====== RECORDS TO USE ======
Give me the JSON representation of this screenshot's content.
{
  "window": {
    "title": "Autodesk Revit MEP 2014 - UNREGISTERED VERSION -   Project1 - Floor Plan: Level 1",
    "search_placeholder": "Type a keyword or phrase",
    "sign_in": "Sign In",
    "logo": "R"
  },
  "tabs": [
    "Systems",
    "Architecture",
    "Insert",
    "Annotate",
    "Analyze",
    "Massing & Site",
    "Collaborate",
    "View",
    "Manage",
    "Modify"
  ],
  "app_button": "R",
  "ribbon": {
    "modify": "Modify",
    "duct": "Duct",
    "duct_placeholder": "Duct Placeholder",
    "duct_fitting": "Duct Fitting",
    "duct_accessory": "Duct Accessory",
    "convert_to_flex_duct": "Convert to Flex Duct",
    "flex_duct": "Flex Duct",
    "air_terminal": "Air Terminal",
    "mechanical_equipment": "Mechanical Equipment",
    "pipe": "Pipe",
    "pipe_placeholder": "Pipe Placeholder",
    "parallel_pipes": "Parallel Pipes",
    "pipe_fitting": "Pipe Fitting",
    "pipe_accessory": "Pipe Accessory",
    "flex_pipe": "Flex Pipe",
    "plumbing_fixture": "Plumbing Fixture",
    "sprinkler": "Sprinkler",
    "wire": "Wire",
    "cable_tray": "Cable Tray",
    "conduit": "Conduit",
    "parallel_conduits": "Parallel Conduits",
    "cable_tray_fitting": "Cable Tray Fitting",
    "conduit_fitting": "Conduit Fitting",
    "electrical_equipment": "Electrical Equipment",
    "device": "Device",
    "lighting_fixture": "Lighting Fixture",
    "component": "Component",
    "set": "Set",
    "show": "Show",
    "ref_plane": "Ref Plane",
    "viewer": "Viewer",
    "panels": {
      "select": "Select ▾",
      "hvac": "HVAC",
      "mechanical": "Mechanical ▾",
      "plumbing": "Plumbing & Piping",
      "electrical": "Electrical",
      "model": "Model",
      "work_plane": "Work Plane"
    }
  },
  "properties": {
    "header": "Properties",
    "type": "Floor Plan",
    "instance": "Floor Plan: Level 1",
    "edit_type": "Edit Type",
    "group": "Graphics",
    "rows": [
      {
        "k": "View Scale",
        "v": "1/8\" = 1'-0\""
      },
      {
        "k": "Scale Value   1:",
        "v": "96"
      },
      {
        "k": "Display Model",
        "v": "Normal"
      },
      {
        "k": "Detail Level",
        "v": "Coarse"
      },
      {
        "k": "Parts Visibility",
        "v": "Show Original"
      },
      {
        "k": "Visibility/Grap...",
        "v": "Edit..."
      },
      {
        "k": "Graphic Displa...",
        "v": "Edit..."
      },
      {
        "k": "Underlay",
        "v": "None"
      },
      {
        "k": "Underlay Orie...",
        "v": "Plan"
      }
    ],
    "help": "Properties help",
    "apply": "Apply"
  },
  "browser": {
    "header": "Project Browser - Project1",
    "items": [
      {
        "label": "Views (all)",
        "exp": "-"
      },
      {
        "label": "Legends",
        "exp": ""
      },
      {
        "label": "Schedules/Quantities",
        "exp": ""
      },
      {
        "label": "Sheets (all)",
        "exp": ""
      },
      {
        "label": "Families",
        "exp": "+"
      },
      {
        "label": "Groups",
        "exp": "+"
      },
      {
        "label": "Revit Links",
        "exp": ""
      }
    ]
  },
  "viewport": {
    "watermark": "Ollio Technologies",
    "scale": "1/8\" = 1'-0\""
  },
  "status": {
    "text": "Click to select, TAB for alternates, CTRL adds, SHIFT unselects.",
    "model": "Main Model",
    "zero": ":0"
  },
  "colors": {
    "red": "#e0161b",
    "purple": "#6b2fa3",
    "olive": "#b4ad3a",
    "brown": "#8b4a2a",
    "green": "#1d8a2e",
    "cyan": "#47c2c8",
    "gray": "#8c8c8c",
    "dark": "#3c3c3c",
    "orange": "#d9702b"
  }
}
======
» **STATED EXERCISE**: Say how many lines in the records contain the string "Visibility", and say nothing else.

» **OUTPUT FOR THIS EXERCISE**: 2